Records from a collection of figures
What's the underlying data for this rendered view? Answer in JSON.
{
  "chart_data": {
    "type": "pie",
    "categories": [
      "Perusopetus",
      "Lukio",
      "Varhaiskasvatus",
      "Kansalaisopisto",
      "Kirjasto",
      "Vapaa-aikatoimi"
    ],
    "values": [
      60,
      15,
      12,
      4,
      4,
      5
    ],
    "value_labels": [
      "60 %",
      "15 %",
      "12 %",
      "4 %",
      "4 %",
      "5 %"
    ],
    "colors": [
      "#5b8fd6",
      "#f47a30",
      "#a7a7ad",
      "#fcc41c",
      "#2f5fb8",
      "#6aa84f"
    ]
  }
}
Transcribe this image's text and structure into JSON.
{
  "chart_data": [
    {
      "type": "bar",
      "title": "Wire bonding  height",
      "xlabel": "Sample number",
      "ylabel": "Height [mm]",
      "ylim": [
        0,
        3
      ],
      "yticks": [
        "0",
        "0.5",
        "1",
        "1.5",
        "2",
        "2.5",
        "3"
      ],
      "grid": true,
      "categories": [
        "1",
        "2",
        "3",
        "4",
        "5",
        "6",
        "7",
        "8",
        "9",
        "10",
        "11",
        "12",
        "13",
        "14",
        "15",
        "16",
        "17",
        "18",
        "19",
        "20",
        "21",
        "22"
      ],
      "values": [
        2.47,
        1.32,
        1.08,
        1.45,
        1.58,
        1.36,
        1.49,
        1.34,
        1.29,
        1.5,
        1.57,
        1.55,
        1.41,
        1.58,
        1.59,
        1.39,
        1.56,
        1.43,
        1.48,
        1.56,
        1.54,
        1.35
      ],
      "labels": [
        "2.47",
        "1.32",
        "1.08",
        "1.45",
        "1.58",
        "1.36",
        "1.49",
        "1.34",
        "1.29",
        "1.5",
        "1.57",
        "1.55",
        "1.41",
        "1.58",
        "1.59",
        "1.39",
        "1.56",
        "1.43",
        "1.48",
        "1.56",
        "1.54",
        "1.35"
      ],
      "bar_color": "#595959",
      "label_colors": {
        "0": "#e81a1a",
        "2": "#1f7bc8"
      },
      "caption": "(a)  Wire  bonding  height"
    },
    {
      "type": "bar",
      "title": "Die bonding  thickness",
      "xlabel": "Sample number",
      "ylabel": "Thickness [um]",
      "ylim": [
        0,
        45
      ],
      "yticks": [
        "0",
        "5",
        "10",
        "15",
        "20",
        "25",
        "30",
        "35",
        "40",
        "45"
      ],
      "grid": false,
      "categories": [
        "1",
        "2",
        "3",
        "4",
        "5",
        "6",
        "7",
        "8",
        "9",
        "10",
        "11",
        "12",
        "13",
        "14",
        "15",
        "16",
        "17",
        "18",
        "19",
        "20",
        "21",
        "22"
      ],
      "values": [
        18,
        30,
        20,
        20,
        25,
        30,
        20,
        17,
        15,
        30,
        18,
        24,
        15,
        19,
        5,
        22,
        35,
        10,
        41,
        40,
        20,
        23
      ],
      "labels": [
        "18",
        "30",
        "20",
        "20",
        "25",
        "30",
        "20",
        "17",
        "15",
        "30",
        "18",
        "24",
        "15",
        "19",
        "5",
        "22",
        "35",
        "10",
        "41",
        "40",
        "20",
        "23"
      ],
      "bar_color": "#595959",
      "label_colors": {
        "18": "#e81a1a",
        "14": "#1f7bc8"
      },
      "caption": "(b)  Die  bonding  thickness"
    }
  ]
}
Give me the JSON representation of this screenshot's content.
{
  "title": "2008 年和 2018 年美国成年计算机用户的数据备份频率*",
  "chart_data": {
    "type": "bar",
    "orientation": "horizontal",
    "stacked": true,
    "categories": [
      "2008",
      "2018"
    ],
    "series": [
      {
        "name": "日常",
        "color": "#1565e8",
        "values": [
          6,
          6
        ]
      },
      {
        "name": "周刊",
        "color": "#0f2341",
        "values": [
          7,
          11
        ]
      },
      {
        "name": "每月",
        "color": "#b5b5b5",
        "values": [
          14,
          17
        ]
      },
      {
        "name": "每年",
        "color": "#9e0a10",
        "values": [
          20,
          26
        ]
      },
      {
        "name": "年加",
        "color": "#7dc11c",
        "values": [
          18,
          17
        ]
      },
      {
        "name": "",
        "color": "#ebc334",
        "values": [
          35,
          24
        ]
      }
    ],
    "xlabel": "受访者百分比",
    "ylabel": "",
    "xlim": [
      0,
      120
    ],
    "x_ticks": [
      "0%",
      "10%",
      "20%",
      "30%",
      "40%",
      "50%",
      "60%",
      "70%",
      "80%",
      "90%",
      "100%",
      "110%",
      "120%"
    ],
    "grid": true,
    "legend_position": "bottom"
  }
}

- [What you have to do] Out of the material above, select every line that holds the string "name".

- [Solution to the problem]
        "name": "日常",
        "name": "周刊",
        "name": "每月",
        "name": "每年",
        "name": "年加",
        "name": "",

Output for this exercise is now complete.